■ Article:

-----

❄️ Articuno ❄️

Convert Polars, Pandas, PySpark DataFrames, SQLAlchemy models, or SQLModel classes to Pydantic models with schema inference — and generate clean Python class code. Also supports bidirectional conversion from Pydantic to these formats.

✨ Features

Core Functionality:

🔍 Infer Pydantic models dynamically from Polars, Pandas, or PySpark DataFrames
🗄️ Convert SQLAlchemy and SQLModel model classes to/from Pydantic
📋 Infer models directly from iterables of dictionaries (SQL results, JSON records, etc.)
🎯 Automatic type detection for basic types, nested structures, and temporal data
🔄 Generator-based for memory-efficient processing of large datasets
🔁 Bidirectional conversions between Pydantic and supported backends
🎨 Generate clean Python model code using datamodel-code-generator

Advanced Features:

⚡ PyArrow support for high-performance Pandas columns (int64[pyarrow], string[pyarrow], timestamp[pyarrow], etc.)
📅 Full temporal type support: datetime, date, timedelta across all backends
🗂️ Nested structures: Supports nested dicts, lists, and complex hierarchies
🔧 Optional field detection: Automatically identifies nullable fields
🎛️ Configurable scanning: max_scan parameter to limit schema inference
🔒 Force optional mode: Make all fields optional regardless of data
✅ Model name validation: Ensures valid Python identifiers
🧪 Comprehensively tested: 112 tests, 87% code coverage

Design:

🪶 Lightweight, dependency-flexible architecture
🔌 Optional dependencies for Polars, Pandas, PyArrow, SQLAlchemy, SQLModel, and PySpark
🎯 Type-checked with mypy
📏 Linted with ruff

📦 Installation

Install the core package:

pip install articuno

Add optional dependencies as needed:

# For Polars support
pip install articuno[polars]

# For Pandas support (with PyArrow)
pip install articuno[pandas]

# For SQLAlchemy support
pip install articuno[sqlalchemy]

# For SQLModel support
pip install articuno[sqlmodel]

# For PySpark support
pip install articuno[pyspark]

# Full install with all backends
pip install articuno[polars,pandas,sqlalchemy,sqlmodel,pyspark]

# Development dependencies (includes pytest, mypy, ruff)
pip install articuno[dev]

🚀 Quick Start

DataFrame to Pydantic Models

from articuno import df_to_pydantic, infer_pydantic_model
import polars as pl

# Create a DataFrame
df = pl.DataFrame({
    "id": [1, 2, 3],
    "name": ["Alice", "Bob", "Charlie"],
    "score": [95.5, 88.0, 92.3],
    "active": [True, False, True]
})

# Convert to Pydantic instances (returns a generator)
instances = list(df_to_pydantic(df, model_name="UserModel"))
print(instances[0])
# Output: id=1 name='Alice' score=95.5 active=True

# Or just get the model class
Model = infer_pydantic_model(df, model_name="UserModel")
print(Model.model_json_schema())

Dict Iterables to Pydantic

Perfect for SQL query results, API responses, or JSON data:

from articuno import df_to_pydantic, infer_pydantic_model

# From database results, API responses, etc.

-----

■ Records for the task:
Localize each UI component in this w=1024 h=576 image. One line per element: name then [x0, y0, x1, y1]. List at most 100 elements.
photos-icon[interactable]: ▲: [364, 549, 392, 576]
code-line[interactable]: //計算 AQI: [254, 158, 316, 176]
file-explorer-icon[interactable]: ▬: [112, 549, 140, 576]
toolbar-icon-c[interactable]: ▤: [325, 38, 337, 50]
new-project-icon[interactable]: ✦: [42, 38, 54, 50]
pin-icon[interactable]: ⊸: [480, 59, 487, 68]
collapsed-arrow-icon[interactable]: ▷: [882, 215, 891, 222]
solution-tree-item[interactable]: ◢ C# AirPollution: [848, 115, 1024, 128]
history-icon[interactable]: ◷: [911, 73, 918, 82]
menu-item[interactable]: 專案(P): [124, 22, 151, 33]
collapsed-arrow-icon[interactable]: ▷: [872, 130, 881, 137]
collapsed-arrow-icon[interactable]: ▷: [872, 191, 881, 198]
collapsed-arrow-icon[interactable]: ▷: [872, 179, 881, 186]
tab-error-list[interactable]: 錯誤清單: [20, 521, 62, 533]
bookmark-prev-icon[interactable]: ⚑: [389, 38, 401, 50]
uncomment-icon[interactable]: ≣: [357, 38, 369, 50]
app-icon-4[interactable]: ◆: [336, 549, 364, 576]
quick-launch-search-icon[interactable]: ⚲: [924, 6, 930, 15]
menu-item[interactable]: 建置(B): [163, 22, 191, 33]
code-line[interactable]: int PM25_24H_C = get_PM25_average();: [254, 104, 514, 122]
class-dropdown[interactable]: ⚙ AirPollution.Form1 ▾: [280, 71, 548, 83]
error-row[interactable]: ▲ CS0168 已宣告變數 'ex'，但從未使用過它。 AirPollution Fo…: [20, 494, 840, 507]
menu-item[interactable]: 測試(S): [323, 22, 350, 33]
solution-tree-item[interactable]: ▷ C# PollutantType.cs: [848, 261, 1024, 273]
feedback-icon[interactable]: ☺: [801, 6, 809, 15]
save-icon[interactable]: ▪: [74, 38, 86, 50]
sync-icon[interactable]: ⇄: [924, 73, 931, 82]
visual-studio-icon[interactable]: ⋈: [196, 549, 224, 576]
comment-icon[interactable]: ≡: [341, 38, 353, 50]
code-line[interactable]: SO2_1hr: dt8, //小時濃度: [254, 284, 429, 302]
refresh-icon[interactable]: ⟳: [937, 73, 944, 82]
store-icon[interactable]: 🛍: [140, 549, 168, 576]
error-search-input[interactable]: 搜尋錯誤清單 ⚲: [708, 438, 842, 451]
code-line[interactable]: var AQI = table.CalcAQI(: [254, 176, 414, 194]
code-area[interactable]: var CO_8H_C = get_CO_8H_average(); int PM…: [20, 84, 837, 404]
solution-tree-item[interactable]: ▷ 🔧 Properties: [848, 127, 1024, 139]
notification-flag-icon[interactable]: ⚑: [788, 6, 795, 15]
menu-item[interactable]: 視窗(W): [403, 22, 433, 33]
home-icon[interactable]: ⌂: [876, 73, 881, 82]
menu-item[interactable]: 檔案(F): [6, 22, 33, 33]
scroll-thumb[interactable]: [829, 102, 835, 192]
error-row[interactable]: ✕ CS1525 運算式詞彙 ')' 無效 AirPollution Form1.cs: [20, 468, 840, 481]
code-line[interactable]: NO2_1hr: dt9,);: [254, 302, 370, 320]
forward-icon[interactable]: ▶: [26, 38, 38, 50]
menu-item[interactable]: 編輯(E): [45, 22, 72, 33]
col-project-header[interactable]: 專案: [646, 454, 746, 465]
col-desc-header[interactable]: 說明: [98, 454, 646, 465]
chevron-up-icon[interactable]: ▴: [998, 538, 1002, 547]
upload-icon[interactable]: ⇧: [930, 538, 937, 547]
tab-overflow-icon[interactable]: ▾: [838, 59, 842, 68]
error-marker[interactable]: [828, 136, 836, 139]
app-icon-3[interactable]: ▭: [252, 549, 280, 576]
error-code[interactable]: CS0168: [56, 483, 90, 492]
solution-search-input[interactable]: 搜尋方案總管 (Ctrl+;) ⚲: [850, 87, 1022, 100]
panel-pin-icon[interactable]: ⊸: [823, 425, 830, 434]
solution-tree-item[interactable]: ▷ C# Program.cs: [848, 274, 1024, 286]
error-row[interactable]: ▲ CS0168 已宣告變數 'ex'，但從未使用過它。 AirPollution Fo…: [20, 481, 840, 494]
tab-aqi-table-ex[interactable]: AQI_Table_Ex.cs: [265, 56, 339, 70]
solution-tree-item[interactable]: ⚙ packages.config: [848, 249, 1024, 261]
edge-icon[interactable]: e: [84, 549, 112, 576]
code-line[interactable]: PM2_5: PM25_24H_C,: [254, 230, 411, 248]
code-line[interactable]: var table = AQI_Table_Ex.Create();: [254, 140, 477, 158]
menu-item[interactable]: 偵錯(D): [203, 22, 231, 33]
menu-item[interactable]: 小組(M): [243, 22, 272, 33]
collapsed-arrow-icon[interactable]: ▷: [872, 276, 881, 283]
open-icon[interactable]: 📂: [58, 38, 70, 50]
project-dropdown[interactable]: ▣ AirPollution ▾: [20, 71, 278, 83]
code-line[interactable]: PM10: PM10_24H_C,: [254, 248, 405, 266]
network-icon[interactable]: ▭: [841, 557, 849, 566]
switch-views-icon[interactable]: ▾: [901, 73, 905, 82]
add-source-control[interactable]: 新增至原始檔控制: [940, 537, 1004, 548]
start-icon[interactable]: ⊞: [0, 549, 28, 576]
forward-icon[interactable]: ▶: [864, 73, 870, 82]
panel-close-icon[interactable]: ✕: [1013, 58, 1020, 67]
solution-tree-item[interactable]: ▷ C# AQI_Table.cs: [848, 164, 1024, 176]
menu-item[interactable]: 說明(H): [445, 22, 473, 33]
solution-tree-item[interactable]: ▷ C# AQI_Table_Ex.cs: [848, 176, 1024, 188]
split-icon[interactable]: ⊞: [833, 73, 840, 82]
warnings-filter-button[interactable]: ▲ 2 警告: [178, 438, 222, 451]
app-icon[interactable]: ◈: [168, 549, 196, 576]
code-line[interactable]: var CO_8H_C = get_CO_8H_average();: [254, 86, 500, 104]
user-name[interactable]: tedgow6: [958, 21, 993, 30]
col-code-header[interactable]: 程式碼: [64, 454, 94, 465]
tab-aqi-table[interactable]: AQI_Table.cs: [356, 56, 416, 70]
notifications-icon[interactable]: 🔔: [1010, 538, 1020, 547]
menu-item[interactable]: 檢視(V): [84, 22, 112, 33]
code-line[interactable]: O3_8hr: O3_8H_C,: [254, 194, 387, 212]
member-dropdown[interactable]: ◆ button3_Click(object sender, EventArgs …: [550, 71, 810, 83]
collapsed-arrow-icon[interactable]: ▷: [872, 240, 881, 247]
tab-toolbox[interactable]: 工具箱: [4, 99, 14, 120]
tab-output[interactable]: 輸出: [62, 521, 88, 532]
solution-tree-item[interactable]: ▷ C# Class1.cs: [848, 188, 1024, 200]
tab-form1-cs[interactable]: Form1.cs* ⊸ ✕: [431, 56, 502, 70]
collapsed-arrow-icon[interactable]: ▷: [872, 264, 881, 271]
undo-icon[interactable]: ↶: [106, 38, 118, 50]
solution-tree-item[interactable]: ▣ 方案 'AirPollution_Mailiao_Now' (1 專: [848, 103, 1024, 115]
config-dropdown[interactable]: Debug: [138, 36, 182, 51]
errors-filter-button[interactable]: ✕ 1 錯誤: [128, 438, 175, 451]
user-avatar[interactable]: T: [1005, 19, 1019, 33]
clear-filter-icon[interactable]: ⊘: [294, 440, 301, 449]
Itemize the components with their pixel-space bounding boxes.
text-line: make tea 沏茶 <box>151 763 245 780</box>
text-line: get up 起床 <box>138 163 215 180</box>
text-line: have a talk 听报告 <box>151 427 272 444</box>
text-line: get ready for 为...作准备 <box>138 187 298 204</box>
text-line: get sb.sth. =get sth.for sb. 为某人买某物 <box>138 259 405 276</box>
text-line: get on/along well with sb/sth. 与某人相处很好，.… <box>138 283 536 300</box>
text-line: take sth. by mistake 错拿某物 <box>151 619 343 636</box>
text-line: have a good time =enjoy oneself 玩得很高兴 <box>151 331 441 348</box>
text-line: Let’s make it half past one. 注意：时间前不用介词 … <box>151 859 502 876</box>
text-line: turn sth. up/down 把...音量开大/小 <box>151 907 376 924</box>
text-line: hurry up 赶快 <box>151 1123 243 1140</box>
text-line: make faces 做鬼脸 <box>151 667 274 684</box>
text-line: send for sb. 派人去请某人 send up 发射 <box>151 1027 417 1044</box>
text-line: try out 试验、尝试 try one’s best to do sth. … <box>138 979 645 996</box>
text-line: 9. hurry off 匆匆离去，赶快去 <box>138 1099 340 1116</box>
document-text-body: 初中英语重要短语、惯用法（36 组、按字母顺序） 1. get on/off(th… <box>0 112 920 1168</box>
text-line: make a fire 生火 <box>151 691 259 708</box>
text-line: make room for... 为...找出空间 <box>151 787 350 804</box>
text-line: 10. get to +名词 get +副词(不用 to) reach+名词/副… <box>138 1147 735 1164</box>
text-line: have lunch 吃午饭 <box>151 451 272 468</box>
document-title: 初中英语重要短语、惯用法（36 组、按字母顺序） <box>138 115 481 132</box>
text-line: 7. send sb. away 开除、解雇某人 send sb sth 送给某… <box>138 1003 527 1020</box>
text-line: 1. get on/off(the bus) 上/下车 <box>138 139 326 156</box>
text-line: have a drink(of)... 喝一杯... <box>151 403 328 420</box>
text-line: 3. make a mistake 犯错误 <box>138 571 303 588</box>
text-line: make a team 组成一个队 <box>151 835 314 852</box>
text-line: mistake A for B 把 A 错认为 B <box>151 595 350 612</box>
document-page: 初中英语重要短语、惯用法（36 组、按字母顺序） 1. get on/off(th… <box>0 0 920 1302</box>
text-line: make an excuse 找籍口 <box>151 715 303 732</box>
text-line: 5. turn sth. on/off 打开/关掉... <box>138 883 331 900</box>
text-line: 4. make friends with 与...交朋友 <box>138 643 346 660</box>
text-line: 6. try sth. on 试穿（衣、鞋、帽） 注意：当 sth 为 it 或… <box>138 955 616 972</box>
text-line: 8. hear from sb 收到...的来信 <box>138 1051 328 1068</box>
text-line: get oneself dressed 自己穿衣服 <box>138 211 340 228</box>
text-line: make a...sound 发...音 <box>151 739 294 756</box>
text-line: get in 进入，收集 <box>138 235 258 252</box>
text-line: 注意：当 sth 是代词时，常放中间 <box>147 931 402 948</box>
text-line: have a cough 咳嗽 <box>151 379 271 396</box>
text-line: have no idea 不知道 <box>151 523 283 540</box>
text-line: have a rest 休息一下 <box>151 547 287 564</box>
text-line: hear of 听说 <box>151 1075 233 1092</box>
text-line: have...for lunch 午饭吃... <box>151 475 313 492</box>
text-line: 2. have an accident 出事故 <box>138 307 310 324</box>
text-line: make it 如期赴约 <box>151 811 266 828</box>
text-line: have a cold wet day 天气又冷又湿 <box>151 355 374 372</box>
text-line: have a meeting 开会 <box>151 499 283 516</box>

-----

■ Written tasks:
1. According to the Articuno page, how many tests cover the package?
2. Rewrite the records from their first line through the line containing "collapsed-arrow-icon[interactable]: ▷: [872, 191, 881, 198]", inclusive, replacing "interactable" with "clickable" and leaving everything else unchanged.
The Articuno page and the records are separate, unrelated material.

■ Exercise results:
1. 112 tests.

2.
Localize each UI component in this w=1024 h=576 image. One line per element: name then [x0, y0, x1, y1]. List at most 100 elements.
photos-icon[clickable]: ▲: [364, 549, 392, 576]
code-line[clickable]: //計算 AQI: [254, 158, 316, 176]
file-explorer-icon[clickable]: ▬: [112, 549, 140, 576]
toolbar-icon-c[clickable]: ▤: [325, 38, 337, 50]
new-project-icon[clickable]: ✦: [42, 38, 54, 50]
pin-icon[clickable]: ⊸: [480, 59, 487, 68]
collapsed-arrow-icon[clickable]: ▷: [882, 215, 891, 222]
solution-tree-item[clickable]: ◢ C# AirPollution: [848, 115, 1024, 128]
history-icon[clickable]: ◷: [911, 73, 918, 82]
menu-item[clickable]: 專案(P): [124, 22, 151, 33]
collapsed-arrow-icon[clickable]: ▷: [872, 130, 881, 137]
collapsed-arrow-icon[clickable]: ▷: [872, 191, 881, 198]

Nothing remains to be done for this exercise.